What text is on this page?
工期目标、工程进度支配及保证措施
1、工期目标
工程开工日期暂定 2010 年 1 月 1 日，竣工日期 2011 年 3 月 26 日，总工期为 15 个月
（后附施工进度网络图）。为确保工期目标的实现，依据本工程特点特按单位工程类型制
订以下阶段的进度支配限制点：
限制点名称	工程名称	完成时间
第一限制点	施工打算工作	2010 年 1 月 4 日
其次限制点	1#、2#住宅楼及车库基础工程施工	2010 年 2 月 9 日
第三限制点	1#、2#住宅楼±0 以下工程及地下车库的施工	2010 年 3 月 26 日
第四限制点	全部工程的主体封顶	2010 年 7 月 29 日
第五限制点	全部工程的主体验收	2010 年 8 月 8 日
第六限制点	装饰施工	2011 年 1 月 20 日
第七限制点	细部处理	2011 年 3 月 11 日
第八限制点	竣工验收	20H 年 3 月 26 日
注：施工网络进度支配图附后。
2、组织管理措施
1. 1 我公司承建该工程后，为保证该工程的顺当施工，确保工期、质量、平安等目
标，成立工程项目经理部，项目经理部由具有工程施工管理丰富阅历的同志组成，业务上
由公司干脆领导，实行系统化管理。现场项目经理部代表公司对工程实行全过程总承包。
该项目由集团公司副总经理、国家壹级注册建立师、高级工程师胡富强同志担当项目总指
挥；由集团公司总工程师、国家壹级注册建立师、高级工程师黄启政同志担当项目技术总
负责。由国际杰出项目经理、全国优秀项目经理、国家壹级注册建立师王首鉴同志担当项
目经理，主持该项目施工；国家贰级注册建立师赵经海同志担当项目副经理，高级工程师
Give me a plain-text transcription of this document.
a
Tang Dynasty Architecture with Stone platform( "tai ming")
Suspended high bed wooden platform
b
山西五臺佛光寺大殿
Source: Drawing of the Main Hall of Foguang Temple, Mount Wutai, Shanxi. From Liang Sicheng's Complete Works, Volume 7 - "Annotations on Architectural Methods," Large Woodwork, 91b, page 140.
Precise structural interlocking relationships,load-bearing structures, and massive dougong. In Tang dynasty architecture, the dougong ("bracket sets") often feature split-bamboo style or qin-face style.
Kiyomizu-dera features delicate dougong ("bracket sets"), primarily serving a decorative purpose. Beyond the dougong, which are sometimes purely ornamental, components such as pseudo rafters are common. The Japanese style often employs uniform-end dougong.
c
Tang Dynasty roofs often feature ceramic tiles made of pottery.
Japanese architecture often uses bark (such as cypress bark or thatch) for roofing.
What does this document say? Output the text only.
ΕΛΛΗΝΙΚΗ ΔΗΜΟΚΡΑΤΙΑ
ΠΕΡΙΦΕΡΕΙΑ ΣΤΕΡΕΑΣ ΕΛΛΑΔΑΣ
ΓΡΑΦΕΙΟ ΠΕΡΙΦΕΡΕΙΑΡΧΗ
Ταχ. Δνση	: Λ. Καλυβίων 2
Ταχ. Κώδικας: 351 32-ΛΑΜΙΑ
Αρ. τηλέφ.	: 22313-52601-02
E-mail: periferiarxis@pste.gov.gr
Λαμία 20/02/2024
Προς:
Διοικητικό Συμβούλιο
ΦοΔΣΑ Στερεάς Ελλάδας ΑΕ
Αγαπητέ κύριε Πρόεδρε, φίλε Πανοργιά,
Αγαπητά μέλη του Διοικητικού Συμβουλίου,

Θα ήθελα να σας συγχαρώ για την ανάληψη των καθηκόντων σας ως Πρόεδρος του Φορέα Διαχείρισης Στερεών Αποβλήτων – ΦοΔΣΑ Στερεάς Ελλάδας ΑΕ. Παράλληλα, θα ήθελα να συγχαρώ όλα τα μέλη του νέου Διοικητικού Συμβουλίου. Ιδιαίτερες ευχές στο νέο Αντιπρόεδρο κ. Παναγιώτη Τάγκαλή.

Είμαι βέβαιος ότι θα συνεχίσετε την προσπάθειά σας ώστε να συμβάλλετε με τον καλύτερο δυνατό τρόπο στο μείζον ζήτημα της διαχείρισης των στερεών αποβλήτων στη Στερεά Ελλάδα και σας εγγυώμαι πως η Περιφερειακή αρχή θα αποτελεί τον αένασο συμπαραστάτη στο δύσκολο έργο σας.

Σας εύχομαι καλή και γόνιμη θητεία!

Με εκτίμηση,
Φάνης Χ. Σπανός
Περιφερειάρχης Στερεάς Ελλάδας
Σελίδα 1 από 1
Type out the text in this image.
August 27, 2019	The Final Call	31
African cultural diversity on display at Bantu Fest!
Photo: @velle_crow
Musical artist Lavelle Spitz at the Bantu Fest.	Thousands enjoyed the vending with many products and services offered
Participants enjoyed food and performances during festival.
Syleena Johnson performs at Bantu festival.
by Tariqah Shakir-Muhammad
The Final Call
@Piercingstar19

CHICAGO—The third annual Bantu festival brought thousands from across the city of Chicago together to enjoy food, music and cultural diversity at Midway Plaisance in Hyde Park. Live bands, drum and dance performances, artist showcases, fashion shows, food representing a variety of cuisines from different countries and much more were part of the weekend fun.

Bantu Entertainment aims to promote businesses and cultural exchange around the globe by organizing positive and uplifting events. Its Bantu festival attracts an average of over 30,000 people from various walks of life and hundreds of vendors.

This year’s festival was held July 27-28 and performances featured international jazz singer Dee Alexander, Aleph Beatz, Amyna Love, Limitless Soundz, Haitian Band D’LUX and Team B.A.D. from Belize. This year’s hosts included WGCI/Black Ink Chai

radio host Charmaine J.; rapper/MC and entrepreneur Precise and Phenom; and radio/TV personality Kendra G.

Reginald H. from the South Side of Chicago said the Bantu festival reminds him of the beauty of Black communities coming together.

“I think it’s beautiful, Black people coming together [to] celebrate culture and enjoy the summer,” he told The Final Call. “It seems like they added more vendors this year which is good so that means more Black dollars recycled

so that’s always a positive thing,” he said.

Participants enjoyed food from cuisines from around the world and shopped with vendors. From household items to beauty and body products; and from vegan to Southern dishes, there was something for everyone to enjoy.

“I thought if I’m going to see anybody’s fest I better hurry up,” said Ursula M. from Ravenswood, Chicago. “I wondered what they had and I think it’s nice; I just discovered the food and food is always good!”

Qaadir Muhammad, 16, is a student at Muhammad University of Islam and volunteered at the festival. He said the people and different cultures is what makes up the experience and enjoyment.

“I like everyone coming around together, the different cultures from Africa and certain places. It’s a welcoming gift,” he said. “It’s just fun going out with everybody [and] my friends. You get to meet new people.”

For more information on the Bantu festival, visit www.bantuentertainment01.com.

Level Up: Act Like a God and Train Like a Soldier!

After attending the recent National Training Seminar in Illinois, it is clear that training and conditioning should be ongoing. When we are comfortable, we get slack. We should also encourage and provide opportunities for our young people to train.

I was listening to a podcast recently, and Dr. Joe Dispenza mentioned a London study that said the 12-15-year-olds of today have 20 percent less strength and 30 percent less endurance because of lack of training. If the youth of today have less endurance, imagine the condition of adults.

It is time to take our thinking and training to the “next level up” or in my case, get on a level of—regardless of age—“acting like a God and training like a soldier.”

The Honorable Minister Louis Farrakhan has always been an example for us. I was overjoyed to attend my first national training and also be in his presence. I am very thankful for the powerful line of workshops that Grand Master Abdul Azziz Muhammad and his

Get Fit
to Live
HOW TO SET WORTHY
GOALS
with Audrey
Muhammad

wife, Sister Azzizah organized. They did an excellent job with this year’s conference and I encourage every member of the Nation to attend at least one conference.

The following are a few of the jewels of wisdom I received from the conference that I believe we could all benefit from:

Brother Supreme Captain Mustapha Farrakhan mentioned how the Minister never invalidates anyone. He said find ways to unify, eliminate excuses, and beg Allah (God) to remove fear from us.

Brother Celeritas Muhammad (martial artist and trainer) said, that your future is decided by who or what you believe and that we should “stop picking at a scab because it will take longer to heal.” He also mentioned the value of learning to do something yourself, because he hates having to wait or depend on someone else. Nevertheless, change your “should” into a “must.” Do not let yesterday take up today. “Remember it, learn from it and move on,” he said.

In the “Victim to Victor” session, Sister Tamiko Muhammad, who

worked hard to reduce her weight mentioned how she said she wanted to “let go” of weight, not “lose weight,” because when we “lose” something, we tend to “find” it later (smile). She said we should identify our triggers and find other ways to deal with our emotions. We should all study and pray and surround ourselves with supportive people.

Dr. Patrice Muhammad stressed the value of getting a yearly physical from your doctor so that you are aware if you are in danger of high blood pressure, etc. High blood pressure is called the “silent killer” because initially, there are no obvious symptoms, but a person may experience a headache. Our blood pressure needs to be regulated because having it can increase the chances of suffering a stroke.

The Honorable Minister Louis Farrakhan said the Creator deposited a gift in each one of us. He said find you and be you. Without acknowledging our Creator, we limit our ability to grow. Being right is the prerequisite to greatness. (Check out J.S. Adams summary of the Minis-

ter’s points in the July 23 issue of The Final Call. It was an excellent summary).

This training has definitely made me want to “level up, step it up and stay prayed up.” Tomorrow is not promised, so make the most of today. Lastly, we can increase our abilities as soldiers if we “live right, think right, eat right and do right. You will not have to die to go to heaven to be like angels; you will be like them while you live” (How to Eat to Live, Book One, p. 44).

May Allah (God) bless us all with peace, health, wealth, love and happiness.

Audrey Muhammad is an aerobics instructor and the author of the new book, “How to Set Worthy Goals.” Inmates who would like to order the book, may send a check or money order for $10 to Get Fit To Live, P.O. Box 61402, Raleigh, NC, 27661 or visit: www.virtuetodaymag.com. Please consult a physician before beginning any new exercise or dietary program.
○ ○ ○ ○
**Written task**
Identify each line in the records above containing the word "Allah"; copy those lines.

**Solved problem**
Brother Supreme Captain Mustapha Farrakhan mentioned how the Minister never invalidates anyone. He said find ways to unify, eliminate excuses, and beg Allah (God) to remove fear from us.
May Allah (God) bless us all with peace, health, wealth, love and happiness.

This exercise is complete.